▼▼▼
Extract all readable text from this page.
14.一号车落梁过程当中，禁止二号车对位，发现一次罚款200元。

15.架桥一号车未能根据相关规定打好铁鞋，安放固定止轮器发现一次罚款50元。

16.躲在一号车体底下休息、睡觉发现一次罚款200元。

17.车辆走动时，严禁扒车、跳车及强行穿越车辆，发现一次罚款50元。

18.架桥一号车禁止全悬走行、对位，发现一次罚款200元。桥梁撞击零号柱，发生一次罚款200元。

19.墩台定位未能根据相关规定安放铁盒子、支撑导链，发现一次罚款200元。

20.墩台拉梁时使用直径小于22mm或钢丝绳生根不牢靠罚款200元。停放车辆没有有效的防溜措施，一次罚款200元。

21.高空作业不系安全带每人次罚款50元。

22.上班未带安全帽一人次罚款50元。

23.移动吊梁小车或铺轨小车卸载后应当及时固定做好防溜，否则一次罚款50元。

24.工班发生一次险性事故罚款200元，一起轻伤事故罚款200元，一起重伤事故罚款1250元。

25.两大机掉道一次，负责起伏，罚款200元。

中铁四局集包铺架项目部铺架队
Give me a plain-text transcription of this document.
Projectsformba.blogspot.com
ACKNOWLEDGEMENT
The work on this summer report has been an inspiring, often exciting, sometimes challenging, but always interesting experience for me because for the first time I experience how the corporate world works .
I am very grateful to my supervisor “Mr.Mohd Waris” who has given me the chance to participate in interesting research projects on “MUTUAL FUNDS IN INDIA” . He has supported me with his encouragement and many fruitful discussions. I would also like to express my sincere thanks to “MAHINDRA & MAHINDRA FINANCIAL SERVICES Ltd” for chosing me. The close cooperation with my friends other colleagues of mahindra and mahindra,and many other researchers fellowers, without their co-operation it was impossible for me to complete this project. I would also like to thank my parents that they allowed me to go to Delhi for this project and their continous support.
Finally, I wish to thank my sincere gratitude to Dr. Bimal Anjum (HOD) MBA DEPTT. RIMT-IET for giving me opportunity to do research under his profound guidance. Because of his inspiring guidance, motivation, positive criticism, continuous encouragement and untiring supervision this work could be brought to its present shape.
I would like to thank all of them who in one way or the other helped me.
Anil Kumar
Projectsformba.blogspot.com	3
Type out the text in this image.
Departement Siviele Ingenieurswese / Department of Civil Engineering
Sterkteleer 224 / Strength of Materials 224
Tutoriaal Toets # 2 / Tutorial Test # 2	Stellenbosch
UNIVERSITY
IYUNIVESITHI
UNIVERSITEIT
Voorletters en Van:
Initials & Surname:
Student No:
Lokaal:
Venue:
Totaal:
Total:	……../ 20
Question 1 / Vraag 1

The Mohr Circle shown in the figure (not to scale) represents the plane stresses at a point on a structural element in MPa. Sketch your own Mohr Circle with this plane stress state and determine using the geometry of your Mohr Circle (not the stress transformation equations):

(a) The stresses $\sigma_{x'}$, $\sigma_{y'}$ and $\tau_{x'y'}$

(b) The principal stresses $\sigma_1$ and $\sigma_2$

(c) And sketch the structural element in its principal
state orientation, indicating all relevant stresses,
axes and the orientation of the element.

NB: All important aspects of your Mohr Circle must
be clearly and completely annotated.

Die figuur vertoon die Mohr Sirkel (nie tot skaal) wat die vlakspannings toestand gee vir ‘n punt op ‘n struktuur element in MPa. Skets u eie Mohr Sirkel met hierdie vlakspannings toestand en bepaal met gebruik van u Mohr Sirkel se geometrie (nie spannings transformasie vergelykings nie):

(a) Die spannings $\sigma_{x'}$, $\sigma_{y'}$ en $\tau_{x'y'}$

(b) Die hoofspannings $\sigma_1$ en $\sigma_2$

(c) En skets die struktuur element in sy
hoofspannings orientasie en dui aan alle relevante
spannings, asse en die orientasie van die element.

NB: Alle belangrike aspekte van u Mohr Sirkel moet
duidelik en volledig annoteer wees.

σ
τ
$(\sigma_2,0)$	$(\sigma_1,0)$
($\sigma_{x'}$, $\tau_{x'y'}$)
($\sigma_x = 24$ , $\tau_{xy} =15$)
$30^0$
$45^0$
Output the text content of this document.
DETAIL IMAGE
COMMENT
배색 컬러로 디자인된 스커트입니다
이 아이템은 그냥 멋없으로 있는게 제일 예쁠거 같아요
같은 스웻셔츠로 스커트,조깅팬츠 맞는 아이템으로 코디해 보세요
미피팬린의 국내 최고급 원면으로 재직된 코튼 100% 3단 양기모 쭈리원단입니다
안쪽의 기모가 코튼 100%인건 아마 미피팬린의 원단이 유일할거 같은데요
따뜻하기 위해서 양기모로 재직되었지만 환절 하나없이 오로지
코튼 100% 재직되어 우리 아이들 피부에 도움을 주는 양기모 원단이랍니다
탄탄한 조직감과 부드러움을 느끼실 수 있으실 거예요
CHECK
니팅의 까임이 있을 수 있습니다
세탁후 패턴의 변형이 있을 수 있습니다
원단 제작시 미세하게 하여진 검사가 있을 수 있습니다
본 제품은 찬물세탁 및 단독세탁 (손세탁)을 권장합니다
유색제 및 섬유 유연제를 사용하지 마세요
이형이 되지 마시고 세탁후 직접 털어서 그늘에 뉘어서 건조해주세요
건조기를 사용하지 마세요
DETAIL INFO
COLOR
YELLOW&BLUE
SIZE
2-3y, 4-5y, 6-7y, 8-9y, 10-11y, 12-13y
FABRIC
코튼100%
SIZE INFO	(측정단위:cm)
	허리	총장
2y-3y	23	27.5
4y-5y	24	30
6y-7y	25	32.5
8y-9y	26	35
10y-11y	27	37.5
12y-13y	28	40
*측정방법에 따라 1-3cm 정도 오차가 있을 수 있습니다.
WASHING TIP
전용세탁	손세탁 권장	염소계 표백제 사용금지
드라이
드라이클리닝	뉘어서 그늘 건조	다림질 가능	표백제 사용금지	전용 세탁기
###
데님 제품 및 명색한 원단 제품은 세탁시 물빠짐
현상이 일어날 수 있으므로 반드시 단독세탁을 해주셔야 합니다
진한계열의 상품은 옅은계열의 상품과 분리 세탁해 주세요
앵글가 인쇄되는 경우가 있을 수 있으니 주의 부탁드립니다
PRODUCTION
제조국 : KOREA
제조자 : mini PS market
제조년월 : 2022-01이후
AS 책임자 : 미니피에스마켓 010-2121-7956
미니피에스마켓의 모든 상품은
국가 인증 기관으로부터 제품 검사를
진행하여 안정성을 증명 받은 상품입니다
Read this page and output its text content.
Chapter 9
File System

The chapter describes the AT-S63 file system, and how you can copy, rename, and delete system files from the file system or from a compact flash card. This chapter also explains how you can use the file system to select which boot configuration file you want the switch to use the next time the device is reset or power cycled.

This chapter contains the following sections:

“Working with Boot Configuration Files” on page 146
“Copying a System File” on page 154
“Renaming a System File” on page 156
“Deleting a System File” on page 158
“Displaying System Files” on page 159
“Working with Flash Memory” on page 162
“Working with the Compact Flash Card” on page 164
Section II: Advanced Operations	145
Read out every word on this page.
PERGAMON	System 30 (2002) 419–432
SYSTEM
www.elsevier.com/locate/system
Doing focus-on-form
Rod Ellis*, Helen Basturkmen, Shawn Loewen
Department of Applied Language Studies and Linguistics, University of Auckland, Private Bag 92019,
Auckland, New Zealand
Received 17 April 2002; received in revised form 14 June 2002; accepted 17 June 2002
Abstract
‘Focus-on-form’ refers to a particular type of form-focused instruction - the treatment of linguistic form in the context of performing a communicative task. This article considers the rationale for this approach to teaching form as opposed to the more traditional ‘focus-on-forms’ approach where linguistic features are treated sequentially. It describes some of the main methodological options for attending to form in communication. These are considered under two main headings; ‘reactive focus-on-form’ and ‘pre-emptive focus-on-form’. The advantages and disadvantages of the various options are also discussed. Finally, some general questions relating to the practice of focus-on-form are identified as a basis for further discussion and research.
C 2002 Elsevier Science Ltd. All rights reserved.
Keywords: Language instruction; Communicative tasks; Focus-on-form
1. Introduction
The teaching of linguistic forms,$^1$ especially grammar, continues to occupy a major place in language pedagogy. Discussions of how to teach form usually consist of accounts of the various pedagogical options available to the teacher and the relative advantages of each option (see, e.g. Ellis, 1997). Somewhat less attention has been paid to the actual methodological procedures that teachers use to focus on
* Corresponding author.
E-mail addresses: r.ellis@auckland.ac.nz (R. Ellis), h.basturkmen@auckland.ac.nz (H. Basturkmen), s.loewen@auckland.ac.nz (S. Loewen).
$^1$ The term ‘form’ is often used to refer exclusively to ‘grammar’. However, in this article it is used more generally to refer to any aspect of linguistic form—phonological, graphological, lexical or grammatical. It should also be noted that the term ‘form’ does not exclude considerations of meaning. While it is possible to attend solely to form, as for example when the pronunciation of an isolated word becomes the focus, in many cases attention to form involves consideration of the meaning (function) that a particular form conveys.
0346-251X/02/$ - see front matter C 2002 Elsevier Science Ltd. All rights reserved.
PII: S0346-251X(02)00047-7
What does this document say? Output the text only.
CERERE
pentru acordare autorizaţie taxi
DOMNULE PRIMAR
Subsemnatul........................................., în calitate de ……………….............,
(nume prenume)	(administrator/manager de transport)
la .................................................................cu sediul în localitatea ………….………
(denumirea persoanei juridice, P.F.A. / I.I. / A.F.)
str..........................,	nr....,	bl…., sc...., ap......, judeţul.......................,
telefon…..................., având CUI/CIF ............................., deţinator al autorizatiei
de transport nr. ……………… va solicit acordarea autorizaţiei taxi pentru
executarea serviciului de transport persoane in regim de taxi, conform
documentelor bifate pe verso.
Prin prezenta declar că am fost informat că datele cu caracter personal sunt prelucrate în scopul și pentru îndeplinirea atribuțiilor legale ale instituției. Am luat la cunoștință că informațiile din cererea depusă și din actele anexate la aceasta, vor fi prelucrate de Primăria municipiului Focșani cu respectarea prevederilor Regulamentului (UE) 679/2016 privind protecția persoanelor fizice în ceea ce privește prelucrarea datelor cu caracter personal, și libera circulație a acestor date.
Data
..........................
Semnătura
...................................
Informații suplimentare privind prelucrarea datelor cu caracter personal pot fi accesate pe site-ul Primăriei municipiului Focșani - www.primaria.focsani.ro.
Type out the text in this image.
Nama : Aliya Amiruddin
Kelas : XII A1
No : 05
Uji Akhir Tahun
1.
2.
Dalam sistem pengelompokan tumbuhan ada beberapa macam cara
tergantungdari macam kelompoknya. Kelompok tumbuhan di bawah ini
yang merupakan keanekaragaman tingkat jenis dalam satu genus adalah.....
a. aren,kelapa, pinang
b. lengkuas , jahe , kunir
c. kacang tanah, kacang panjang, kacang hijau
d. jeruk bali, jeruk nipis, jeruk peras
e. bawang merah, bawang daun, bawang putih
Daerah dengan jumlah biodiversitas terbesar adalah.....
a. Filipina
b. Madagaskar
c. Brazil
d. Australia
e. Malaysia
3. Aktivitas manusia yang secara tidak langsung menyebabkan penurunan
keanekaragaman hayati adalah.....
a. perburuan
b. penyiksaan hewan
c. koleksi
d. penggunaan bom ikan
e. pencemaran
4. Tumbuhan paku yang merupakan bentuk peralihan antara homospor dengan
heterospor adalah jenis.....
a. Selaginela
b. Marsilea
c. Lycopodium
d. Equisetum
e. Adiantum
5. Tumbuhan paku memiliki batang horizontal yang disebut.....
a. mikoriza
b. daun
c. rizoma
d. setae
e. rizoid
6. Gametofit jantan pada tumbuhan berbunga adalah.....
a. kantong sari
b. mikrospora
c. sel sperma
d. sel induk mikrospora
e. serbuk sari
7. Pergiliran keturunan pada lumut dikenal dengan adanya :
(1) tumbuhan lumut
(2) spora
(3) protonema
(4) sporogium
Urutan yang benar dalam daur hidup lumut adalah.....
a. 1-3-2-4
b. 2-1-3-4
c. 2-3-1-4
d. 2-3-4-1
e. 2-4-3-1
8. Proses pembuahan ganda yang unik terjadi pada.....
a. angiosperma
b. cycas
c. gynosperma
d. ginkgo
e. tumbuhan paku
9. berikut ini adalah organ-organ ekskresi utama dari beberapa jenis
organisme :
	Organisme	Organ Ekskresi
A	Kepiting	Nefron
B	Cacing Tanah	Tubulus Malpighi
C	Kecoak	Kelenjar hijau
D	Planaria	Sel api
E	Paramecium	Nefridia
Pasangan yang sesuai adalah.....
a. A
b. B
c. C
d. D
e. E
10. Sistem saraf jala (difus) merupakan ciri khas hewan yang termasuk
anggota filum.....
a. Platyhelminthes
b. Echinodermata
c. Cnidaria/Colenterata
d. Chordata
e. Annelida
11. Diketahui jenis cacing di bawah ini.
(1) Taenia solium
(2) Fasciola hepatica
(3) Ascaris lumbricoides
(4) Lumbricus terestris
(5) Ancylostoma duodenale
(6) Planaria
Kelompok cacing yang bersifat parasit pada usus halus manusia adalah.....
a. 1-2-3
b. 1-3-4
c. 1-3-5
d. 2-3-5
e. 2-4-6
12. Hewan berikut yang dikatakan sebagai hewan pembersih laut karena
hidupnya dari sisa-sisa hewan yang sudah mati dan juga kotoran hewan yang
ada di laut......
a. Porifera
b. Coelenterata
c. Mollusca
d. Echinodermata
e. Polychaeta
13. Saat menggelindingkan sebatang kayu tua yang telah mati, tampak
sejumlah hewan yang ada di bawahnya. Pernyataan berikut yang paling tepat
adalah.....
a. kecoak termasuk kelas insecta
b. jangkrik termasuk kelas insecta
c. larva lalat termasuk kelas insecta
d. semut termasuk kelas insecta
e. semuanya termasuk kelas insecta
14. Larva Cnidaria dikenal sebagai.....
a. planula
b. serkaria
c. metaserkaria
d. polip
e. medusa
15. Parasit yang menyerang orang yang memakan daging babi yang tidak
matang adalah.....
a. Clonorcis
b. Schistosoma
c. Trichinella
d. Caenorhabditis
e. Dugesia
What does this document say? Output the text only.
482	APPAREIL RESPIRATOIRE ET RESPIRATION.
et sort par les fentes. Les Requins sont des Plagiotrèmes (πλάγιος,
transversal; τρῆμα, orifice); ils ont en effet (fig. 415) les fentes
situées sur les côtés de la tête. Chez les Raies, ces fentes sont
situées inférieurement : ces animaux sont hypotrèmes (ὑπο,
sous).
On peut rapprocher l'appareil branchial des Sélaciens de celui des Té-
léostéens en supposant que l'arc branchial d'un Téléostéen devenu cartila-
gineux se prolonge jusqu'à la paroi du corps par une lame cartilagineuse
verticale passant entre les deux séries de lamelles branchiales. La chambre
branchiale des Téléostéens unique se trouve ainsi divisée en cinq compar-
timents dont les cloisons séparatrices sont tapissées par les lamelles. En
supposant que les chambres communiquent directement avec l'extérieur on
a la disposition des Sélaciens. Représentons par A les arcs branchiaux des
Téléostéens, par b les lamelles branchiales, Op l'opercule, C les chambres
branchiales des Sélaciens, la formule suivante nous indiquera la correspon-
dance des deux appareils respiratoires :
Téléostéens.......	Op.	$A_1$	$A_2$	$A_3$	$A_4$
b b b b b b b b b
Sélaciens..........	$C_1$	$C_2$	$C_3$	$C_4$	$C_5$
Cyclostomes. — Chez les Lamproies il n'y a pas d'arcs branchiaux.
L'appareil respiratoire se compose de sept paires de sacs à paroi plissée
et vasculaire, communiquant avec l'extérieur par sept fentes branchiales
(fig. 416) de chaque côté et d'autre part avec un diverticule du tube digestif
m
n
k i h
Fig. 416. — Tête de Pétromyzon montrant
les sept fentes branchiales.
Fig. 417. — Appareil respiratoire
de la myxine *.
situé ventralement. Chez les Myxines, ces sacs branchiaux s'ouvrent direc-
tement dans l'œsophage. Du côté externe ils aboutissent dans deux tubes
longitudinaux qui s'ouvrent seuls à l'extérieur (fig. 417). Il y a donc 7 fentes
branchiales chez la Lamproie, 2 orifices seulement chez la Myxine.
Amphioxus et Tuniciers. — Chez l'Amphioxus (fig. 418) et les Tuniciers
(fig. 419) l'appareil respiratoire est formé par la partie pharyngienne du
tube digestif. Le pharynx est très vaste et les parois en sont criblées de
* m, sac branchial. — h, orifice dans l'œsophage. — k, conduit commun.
▲▲▲
» Exercise objective:
Report each line in the data that holds the word "your".

» Answer below:
The Mohr Circle shown in the figure (not to scale) represents the plane stresses at a point on a structural element in MPa. Sketch your own Mohr Circle with this plane stress state and determine using the geometry of your Mohr Circle (not the stress transformation equations):
NB: All important aspects of your Mohr Circle must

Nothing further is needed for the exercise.